Your task is to copy the lines from the line containing "Extract all readable text from this page." through the end of the listing below, both included, without any pictures.

* Begin INFORMATION PROVIDED *

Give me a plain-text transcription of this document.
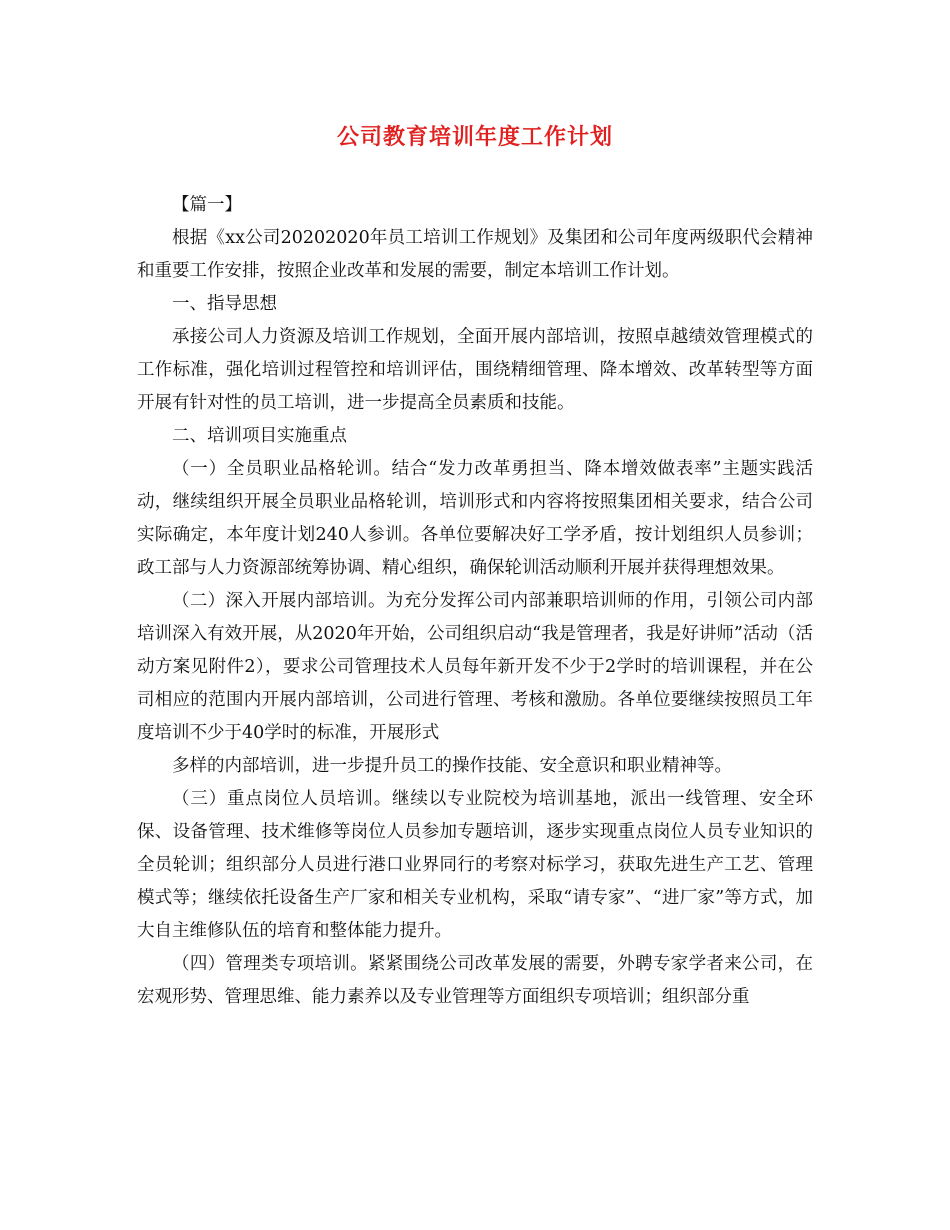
公司教育培训年度工作计划

【篇一】

根据《xx公司20202020年员工培训工作规划》及集团和公司年度两级职代会精神和重要工作安排，按照企业改革和发展的需要，制定本培训工作计划。

一、指导思想

承接公司人力资源及培训工作规划，全面开展内部培训，按照卓越绩效管理模式的工作标准，强化培训过程管控和培训评估，围绕精细管理、降本增效、改革转型等方面开展有针对性的员工培训，进一步提高全员素质和技能。

二、培训项目实施重点

（一）全员职业品格轮训。结合“发力改革勇担当、降本增效做表率”主题实践活动，继续组织开展全员职业品格轮训，培训形式和内容将按照集团相关要求，结合公司实际确定，本年度计划240人参训。各单位要解决好工学矛盾，按计划组织人员参训；政工部与人力资源部统筹协调、精心组织，确保轮训活动顺利开展并获得理想效果。

（二）深入开展内部培训。为充分发挥公司内部兼职培训师的作用，引领公司内部培训深入有效开展，从2020年开始，公司组织启动“我是管理者，我是好讲师”活动（活动方案见附件2），要求公司管理技术人员每年新开发不少于2学时的培训课程，并在公司相应的范围内开展内部培训，公司进行管理、考核和激励。各单位要继续按照员工年度培训不少于40学时的标准，开展形式

多样的内部培训，进一步提升员工的操作技能、安全意识和职业精神等。

（三）重点岗位人员培训。继续以专业院校为培训基地，派出一线管理、安全环保、设备管理、技术维修等岗位人员参加专题培训，逐步实现重点岗位人员专业知识的全员轮训；组织部分人员进行港口业界同行的考察对标学习，获取先进生产工艺、管理模式等；继续依托设备生产厂家和相关专业机构，采取“请专家”、“进厂家”等方式，加大自主维修队伍的培育和整体能力提升。

（四）管理类专项培训。紧紧围绕公司改革发展的需要，外聘专家学者来公司，在宏观形势、管理思维、能力素养以及专业管理等方面组织专项培训；组织部分重
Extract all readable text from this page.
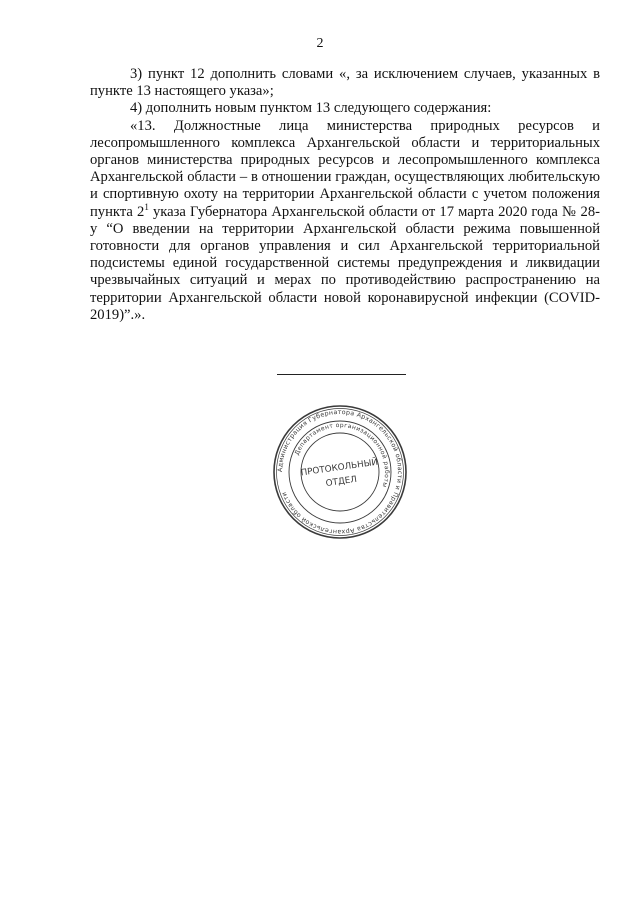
2

3) пункт 12 дополнить словами «, за исключением случаев, указанных в пункте 13 настоящего указа»;

4) дополнить новым пунктом 13 следующего содержания:

«13. Должностные лица министерства природных ресурсов и лесопромышленного комплекса Архангельской области и территориальных органов министерства природных ресурсов и лесопромышленного комплекса Архангельской области – в отношении граждан, осуществляющих любительскую и спортивную охоту на территории Архангельской области с учетом положения пункта $2^1$ указа Губернатора Архангельской области от 17 марта 2020 года № 28-у “О введении на территории Архангельской области режима повышенной готовности для органов управления и сил Архангельской территориальной подсистемы единой государственной системы предупреждения и ликвидации чрезвычайных ситуаций и мерах по противодействию распространению на территории Архангельской области новой коронавирусной инфекции (COVID-2019)”.».

Администрация Губернатора Архангельской области и Правительства Архангельской области
Департамент организационной работы
ПРОТОКОЛЬНЫЙ
ОТДЕЛ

* End INFORMATION PROVIDED *

● **RESPONSE**:
Extract all readable text from this page.
2

3) пункт 12 дополнить словами «, за исключением случаев, указанных в пункте 13 настоящего указа»;

4) дополнить новым пунктом 13 следующего содержания:

«13. Должностные лица министерства природных ресурсов и лесопромышленного комплекса Архангельской области и территориальных органов министерства природных ресурсов и лесопромышленного комплекса Архангельской области – в отношении граждан, осуществляющих любительскую и спортивную охоту на территории Архангельской области с учетом положения пункта $2^1$ указа Губернатора Архангельской области от 17 марта 2020 года № 28-у “О введении на территории Архангельской области режима повышенной готовности для органов управления и сил Архангельской территориальной подсистемы единой государственной системы предупреждения и ликвидации чрезвычайных ситуаций и мерах по противодействию распространению на территории Архангельской области новой коронавирусной инфекции (COVID-2019)”.».

Администрация Губернатора Архангельской области и Правительства Архангельской области
Департамент организационной работы
ПРОТОКОЛЬНЫЙ
ОТДЕЛ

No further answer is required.